→ Raw data:
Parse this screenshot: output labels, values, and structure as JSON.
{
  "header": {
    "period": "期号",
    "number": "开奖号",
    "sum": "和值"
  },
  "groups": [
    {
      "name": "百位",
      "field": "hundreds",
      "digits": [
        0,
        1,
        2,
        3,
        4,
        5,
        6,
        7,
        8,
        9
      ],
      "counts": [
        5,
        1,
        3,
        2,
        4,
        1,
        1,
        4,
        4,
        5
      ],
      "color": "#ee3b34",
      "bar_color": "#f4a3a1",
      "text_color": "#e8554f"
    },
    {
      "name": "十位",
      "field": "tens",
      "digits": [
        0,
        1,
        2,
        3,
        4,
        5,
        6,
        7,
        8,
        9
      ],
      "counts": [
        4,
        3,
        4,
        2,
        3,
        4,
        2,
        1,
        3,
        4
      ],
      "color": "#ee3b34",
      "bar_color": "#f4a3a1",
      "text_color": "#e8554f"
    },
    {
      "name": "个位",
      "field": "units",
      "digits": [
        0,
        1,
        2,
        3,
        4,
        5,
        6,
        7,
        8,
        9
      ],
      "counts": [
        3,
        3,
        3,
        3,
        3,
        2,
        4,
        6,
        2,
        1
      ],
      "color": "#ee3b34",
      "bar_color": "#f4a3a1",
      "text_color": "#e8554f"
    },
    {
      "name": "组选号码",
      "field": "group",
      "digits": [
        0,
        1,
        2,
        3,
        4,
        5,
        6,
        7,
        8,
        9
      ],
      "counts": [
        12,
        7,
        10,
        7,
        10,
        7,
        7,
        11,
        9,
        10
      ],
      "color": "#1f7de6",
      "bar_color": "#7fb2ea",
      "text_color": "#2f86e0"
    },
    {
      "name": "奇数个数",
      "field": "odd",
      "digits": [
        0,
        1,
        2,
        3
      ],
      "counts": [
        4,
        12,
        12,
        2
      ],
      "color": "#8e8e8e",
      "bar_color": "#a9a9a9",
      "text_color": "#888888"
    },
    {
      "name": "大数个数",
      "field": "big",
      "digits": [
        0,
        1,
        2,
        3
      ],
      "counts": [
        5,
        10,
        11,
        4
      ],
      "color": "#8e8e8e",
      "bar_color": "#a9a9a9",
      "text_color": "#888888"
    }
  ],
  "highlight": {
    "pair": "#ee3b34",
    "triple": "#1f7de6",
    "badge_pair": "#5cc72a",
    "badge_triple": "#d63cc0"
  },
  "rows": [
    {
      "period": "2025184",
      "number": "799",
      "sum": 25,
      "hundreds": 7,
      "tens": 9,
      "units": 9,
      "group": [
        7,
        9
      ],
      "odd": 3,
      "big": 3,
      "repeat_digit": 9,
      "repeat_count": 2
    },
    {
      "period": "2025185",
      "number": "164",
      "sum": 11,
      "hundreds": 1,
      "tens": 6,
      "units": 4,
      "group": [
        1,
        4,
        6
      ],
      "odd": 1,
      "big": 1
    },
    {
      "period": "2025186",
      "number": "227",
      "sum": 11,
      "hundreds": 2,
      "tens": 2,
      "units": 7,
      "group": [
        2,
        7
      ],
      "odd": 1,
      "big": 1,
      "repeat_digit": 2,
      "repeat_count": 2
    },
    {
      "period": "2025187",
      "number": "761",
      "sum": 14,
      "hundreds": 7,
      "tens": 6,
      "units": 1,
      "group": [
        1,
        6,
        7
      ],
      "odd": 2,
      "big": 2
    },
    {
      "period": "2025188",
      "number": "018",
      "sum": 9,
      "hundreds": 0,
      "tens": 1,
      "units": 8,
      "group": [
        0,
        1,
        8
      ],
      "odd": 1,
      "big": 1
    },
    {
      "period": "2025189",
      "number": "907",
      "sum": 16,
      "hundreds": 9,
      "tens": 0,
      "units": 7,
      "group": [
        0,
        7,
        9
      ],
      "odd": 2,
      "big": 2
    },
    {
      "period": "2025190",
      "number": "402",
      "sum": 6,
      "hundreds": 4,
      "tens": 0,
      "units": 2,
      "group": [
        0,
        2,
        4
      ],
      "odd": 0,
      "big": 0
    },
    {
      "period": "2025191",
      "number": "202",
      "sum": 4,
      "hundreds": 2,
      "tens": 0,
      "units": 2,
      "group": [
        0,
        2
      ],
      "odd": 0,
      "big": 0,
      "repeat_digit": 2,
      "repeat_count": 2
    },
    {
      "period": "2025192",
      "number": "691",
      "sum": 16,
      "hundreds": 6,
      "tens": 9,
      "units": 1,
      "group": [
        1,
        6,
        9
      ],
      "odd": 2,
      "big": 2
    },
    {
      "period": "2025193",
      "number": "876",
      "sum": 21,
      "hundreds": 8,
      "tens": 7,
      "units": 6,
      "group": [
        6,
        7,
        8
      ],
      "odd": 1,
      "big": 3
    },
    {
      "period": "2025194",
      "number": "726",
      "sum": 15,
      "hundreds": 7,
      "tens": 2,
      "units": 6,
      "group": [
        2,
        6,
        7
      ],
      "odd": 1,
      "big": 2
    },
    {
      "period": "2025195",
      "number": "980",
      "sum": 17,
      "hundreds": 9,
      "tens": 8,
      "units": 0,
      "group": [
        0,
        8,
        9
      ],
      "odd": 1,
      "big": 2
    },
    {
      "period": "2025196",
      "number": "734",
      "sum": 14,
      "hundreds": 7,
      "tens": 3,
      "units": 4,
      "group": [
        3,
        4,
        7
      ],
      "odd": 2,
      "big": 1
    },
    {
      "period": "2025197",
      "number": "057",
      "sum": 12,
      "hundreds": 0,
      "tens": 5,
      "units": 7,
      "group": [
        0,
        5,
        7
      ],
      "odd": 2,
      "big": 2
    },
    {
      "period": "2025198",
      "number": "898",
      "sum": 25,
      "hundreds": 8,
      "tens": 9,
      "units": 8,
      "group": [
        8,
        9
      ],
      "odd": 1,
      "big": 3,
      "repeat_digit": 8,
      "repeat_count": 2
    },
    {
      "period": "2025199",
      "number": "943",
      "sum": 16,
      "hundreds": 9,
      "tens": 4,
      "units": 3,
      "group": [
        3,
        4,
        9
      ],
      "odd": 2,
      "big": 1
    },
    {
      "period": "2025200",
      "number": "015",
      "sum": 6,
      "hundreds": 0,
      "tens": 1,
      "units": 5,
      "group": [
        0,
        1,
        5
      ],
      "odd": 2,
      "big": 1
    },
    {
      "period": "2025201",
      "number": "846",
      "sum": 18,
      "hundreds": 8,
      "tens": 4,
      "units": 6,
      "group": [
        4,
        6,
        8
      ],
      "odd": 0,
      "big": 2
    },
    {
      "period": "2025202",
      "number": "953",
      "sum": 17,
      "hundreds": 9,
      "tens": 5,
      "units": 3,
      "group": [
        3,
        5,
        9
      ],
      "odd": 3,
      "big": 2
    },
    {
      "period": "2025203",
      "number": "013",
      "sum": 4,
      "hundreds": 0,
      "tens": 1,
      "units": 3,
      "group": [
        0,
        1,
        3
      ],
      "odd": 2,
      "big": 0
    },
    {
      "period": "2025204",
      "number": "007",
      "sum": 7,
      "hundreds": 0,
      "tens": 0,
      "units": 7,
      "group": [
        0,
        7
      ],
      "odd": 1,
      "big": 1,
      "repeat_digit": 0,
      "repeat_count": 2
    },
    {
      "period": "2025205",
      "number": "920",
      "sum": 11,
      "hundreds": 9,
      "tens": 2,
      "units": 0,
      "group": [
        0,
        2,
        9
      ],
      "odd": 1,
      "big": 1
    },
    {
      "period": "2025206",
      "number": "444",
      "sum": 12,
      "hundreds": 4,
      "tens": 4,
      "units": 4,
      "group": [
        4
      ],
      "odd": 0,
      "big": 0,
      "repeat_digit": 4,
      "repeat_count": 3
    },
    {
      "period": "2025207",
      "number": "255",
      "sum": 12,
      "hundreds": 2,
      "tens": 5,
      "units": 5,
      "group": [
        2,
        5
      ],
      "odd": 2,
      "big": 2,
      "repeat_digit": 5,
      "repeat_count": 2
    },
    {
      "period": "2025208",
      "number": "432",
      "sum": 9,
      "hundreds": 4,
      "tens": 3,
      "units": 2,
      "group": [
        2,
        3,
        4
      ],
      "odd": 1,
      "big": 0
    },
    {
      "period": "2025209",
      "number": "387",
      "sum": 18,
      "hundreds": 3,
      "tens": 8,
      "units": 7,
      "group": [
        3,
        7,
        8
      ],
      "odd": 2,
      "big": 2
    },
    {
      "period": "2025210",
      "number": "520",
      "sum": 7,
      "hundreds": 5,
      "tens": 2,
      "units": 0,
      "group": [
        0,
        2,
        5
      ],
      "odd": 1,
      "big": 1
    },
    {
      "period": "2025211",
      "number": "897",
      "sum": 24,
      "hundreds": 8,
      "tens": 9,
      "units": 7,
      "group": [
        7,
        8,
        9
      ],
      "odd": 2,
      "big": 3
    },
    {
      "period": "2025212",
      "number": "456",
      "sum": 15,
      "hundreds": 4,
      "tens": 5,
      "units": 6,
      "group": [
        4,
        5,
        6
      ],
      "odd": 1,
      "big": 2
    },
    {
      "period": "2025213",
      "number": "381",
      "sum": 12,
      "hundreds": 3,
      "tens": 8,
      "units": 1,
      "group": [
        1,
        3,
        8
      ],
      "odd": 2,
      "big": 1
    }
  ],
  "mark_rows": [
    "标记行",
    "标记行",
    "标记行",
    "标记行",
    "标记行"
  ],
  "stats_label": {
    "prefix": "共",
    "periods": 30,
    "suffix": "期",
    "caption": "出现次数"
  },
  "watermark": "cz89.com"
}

→ Aim:
Copy out each line of the records where the string "field" appears.

→ Solved exercise:
      "field": "hundreds",
      "field": "tens",
      "field": "units",
      "field": "group",
      "field": "odd",
      "field": "big",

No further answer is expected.